THE PROBLEM:
Keep the pictures out and restate every record exactly.

MATERIAL FOR THIS EXERCISE:
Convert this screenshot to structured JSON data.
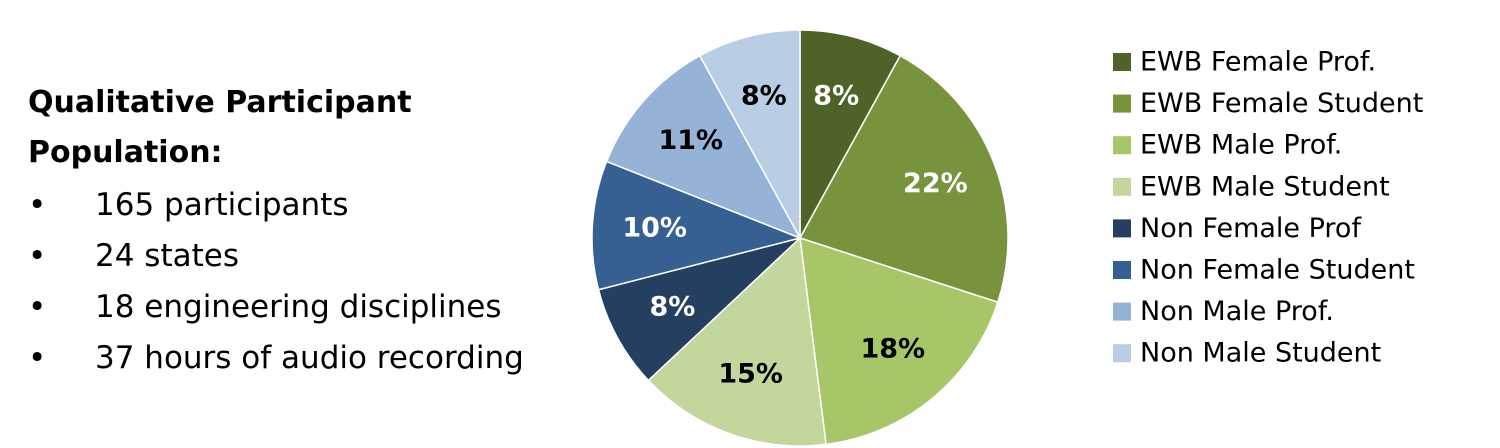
{
  "panel": {
    "heading": "Qualitative Participant Population:",
    "bullets": [
      "165 participants",
      "24 states",
      "18 engineering disciplines",
      "37 hours of audio recording"
    ]
  },
  "chart_data": {
    "type": "pie",
    "categories": [
      "EWB Female Prof.",
      "EWB Female Student",
      "EWB Male Prof.",
      "EWB Male Student",
      "Non Female Prof",
      "Non Female Student",
      "Non Male Prof.",
      "Non Male Student"
    ],
    "values": [
      8,
      22,
      18,
      15,
      8,
      10,
      11,
      8
    ],
    "value_labels": [
      "8%",
      "22%",
      "18%",
      "15%",
      "8%",
      "10%",
      "11%",
      "8%"
    ],
    "colors": [
      "#4f6228",
      "#77933c",
      "#a6c667",
      "#c3d69b",
      "#243f60",
      "#376092",
      "#95b3d7",
      "#b9cde5"
    ]
  }
}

SOLUTION TO THIS EXERCISE:
Convert this screenshot to structured JSON data.
{
  "panel": {
    "heading": "Qualitative Participant Population:",
    "bullets": [
      "165 participants",
      "24 states",
      "18 engineering disciplines",
      "37 hours of audio recording"
    ]
  },
  "chart_data": {
    "type": "pie",
    "categories": [
      "EWB Female Prof.",
      "EWB Female Student",
      "EWB Male Prof.",
      "EWB Male Student",
      "Non Female Prof",
      "Non Female Student",
      "Non Male Prof.",
      "Non Male Student"
    ],
    "values": [
      8,
      22,
      18,
      15,
      8,
      10,
      11,
      8
    ],
    "value_labels": [
      "8%",
      "22%",
      "18%",
      "15%",
      "8%",
      "10%",
      "11%",
      "8%"
    ],
    "colors": [
      "#4f6228",
      "#77933c",
      "#a6c667",
      "#c3d69b",
      "#243f60",
      "#376092",
      "#95b3d7",
      "#b9cde5"
    ]
  }
}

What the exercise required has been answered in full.